## START
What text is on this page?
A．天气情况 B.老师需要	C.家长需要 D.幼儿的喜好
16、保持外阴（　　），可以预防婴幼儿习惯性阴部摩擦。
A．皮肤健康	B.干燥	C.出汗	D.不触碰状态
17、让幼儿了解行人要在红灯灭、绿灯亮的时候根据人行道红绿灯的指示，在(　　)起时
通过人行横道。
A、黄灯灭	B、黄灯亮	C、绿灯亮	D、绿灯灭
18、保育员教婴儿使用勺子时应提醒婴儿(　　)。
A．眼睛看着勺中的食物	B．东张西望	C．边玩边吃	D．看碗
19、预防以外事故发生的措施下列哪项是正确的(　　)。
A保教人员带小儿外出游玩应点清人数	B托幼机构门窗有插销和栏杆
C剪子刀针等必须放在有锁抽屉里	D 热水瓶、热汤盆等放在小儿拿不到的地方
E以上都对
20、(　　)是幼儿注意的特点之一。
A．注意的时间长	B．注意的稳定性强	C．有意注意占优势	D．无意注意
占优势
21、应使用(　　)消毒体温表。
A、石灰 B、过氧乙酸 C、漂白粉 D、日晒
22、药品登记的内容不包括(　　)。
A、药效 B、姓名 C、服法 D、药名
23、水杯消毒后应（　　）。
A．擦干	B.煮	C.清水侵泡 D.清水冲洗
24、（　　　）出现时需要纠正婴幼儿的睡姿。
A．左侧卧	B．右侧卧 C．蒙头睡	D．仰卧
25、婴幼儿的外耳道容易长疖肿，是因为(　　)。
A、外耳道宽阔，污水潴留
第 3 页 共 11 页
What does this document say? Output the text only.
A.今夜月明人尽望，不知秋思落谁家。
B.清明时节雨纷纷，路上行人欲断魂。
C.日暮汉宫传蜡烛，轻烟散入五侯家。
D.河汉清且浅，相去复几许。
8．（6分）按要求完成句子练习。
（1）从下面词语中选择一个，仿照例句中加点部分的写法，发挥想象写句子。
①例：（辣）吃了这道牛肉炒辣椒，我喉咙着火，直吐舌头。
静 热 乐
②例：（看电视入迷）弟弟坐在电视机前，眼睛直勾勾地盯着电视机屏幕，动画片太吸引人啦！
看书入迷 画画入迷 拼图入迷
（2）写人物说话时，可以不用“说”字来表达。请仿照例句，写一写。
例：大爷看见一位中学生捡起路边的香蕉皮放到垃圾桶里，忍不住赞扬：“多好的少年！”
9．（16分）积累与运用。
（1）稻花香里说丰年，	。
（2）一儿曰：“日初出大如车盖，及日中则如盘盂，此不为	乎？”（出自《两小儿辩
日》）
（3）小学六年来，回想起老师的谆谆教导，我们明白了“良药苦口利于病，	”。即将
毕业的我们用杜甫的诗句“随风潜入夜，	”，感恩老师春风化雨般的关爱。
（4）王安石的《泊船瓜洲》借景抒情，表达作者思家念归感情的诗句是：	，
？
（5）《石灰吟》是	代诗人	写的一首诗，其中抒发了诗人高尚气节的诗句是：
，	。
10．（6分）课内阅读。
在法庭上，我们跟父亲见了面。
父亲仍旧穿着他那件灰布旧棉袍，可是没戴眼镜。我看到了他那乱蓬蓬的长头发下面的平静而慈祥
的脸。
## END
Objective —
Copy every line of the material in which the word "What" occurs.

Answer —
What text is on this page?
What does this document say? Output the text only.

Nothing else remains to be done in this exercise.